Problem requirements
Without the pictures, give the entries below again exactly as written.

Dataset content

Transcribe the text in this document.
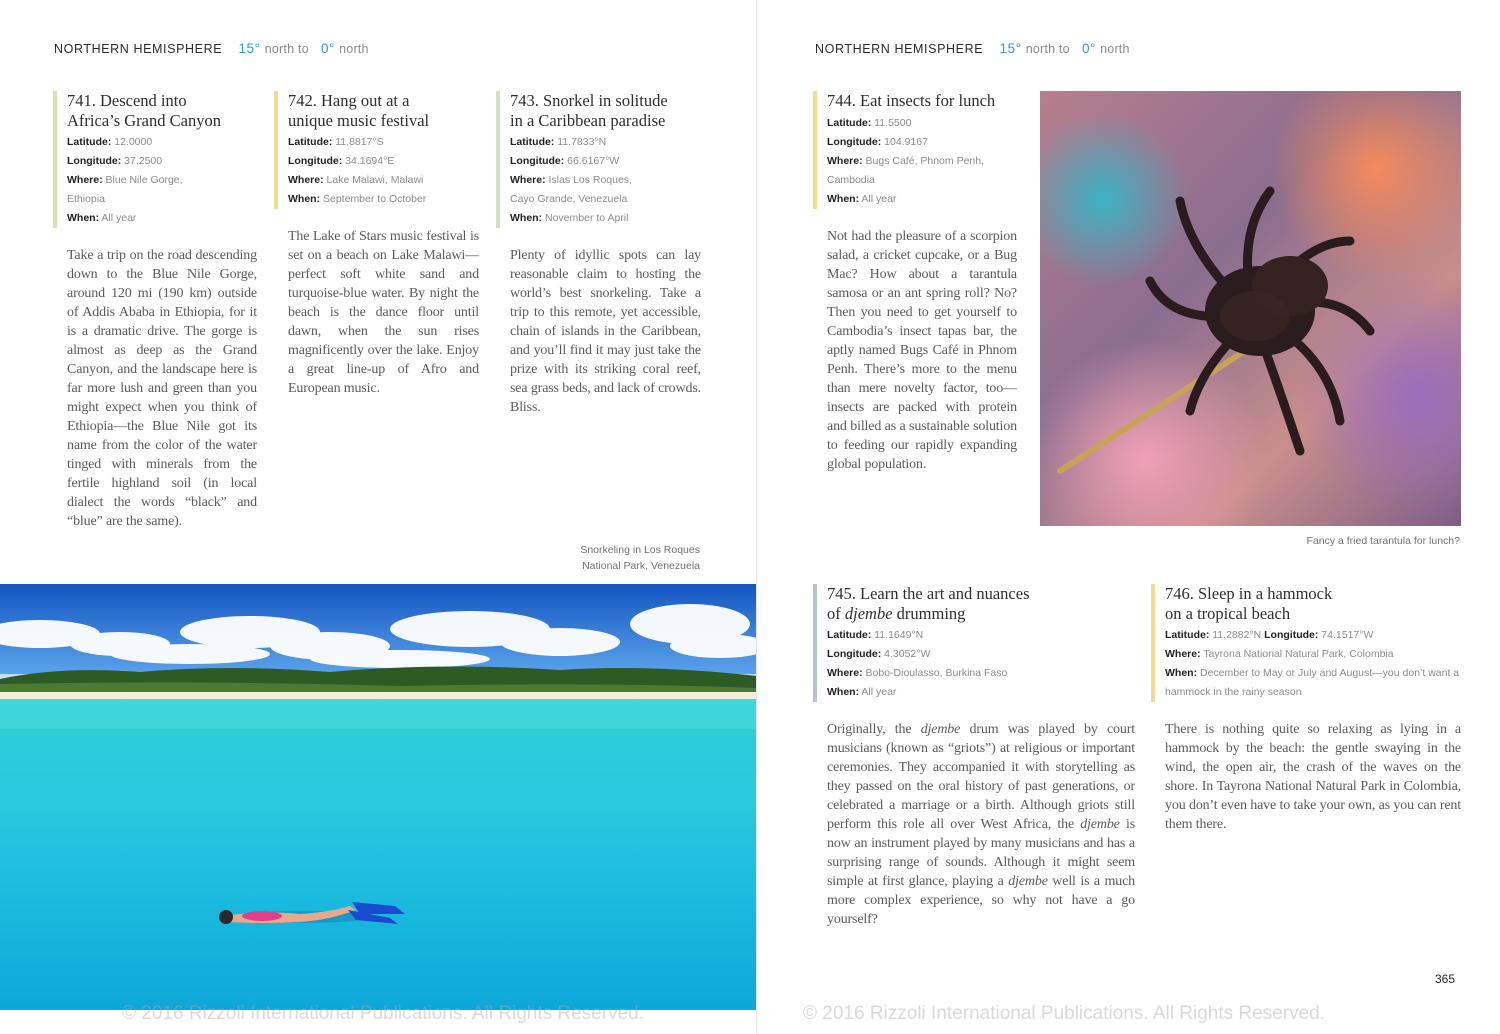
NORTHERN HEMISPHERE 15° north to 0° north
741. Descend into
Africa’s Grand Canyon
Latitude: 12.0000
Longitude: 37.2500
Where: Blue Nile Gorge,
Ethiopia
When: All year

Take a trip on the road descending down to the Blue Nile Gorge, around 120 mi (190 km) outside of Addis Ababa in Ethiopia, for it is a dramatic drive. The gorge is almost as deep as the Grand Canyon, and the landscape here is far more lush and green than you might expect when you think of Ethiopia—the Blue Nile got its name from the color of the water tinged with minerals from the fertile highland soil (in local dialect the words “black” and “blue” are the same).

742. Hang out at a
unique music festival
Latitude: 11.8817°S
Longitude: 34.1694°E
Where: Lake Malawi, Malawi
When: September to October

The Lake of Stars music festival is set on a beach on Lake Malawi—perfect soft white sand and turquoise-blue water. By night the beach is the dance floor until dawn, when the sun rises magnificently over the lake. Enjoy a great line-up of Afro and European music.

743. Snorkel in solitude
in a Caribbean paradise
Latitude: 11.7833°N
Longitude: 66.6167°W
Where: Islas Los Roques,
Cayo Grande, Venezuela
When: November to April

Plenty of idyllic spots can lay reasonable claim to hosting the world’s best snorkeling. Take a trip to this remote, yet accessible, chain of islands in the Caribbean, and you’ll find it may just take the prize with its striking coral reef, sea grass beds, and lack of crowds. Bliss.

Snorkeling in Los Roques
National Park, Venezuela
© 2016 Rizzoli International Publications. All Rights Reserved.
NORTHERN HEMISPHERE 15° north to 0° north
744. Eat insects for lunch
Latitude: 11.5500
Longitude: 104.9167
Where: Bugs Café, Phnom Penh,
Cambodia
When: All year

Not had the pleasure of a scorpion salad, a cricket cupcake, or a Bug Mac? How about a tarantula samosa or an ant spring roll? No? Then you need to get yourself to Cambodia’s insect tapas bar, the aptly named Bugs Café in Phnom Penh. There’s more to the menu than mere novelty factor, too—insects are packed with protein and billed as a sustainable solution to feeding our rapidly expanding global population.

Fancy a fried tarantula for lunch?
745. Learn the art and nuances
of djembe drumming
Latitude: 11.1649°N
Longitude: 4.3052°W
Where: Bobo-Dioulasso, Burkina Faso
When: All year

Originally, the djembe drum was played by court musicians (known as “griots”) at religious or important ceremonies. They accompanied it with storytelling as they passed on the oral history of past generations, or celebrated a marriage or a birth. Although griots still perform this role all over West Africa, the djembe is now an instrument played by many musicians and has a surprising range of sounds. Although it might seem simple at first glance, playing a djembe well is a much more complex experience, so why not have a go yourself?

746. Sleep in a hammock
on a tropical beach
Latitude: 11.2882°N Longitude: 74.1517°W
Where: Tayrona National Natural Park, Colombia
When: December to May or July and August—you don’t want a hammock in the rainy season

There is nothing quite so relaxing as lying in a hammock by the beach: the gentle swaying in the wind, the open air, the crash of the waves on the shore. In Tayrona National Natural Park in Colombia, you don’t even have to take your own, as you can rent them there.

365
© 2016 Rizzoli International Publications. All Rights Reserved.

Result for this task
Transcribe the text in this document.
NORTHERN HEMISPHERE 15° north to 0° north
741. Descend into
Africa’s Grand Canyon
Latitude: 12.0000
Longitude: 37.2500
Where: Blue Nile Gorge,
Ethiopia
When: All year

Take a trip on the road descending down to the Blue Nile Gorge, around 120 mi (190 km) outside of Addis Ababa in Ethiopia, for it is a dramatic drive. The gorge is almost as deep as the Grand Canyon, and the landscape here is far more lush and green than you might expect when you think of Ethiopia—the Blue Nile got its name from the color of the water tinged with minerals from the fertile highland soil (in local dialect the words “black” and “blue” are the same).

742. Hang out at a
unique music festival
Latitude: 11.8817°S
Longitude: 34.1694°E
Where: Lake Malawi, Malawi
When: September to October

The Lake of Stars music festival is set on a beach on Lake Malawi—perfect soft white sand and turquoise-blue water. By night the beach is the dance floor until dawn, when the sun rises magnificently over the lake. Enjoy a great line-up of Afro and European music.

743. Snorkel in solitude
in a Caribbean paradise
Latitude: 11.7833°N
Longitude: 66.6167°W
Where: Islas Los Roques,
Cayo Grande, Venezuela
When: November to April

Plenty of idyllic spots can lay reasonable claim to hosting the world’s best snorkeling. Take a trip to this remote, yet accessible, chain of islands in the Caribbean, and you’ll find it may just take the prize with its striking coral reef, sea grass beds, and lack of crowds. Bliss.

Snorkeling in Los Roques
National Park, Venezuela
© 2016 Rizzoli International Publications. All Rights Reserved.
NORTHERN HEMISPHERE 15° north to 0° north
744. Eat insects for lunch
Latitude: 11.5500
Longitude: 104.9167
Where: Bugs Café, Phnom Penh,
Cambodia
When: All year

Not had the pleasure of a scorpion salad, a cricket cupcake, or a Bug Mac? How about a tarantula samosa or an ant spring roll? No? Then you need to get yourself to Cambodia’s insect tapas bar, the aptly named Bugs Café in Phnom Penh. There’s more to the menu than mere novelty factor, too—insects are packed with protein and billed as a sustainable solution to feeding our rapidly expanding global population.

Fancy a fried tarantula for lunch?
745. Learn the art and nuances
of djembe drumming
Latitude: 11.1649°N
Longitude: 4.3052°W
Where: Bobo-Dioulasso, Burkina Faso
When: All year

Originally, the djembe drum was played by court musicians (known as “griots”) at religious or important ceremonies. They accompanied it with storytelling as they passed on the oral history of past generations, or celebrated a marriage or a birth. Although griots still perform this role all over West Africa, the djembe is now an instrument played by many musicians and has a surprising range of sounds. Although it might seem simple at first glance, playing a djembe well is a much more complex experience, so why not have a go yourself?

746. Sleep in a hammock
on a tropical beach
Latitude: 11.2882°N Longitude: 74.1517°W
Where: Tayrona National Natural Park, Colombia
When: December to May or July and August—you don’t want a hammock in the rainy season

There is nothing quite so relaxing as lying in a hammock by the beach: the gentle swaying in the wind, the open air, the crash of the waves on the shore. In Tayrona National Natural Park in Colombia, you don’t even have to take your own, as you can rent them there.

365
© 2016 Rizzoli International Publications. All Rights Reserved.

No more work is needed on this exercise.